EXERCISE INSTRUCTIONS:
Find the string "this" in the records. Copy every line it appears in.

Saved entries:

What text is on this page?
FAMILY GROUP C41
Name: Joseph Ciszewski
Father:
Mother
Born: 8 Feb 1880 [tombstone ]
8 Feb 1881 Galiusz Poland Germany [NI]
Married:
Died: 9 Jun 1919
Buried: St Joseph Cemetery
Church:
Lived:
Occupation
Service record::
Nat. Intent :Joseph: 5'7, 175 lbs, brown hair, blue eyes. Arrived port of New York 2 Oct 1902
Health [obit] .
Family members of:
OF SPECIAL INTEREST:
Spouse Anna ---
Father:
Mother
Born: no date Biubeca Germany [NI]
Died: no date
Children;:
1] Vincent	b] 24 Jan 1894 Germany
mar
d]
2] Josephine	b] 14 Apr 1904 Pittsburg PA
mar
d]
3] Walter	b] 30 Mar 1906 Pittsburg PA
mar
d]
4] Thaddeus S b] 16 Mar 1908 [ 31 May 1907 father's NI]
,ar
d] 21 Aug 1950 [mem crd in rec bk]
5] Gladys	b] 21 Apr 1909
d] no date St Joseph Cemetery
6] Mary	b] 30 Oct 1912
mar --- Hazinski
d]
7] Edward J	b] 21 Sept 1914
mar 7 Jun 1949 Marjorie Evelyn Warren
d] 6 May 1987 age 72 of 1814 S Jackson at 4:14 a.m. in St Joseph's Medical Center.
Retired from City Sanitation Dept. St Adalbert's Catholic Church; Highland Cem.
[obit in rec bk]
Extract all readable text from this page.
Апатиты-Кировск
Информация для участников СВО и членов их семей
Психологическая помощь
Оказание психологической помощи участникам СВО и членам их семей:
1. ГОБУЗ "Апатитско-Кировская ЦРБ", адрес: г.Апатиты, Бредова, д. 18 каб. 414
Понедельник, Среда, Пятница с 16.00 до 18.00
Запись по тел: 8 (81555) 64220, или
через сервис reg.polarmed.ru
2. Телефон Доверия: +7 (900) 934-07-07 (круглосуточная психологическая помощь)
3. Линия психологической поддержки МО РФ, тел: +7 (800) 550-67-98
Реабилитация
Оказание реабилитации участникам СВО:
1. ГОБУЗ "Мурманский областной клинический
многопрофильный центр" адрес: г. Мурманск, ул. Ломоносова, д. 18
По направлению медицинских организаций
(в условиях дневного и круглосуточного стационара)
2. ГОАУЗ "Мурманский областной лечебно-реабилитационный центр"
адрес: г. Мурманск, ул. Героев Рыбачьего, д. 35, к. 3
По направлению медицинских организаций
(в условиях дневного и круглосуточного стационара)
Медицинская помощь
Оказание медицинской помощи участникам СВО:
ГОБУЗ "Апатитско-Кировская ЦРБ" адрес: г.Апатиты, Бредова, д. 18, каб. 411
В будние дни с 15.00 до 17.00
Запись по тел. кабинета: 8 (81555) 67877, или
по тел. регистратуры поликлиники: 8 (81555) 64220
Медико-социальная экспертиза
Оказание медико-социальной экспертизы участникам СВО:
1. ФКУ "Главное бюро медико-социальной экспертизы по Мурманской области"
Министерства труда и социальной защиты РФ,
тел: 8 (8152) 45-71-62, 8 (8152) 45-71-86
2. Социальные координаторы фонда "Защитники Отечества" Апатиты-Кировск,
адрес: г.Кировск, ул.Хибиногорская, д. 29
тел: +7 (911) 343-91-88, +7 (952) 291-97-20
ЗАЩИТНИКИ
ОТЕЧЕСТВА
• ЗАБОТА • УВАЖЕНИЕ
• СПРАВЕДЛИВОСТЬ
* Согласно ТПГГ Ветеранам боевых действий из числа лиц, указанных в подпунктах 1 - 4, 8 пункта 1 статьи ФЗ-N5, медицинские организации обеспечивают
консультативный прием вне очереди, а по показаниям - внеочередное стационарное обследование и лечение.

FULL RESPONSE:
What text is on this page?
Extract all readable text from this page.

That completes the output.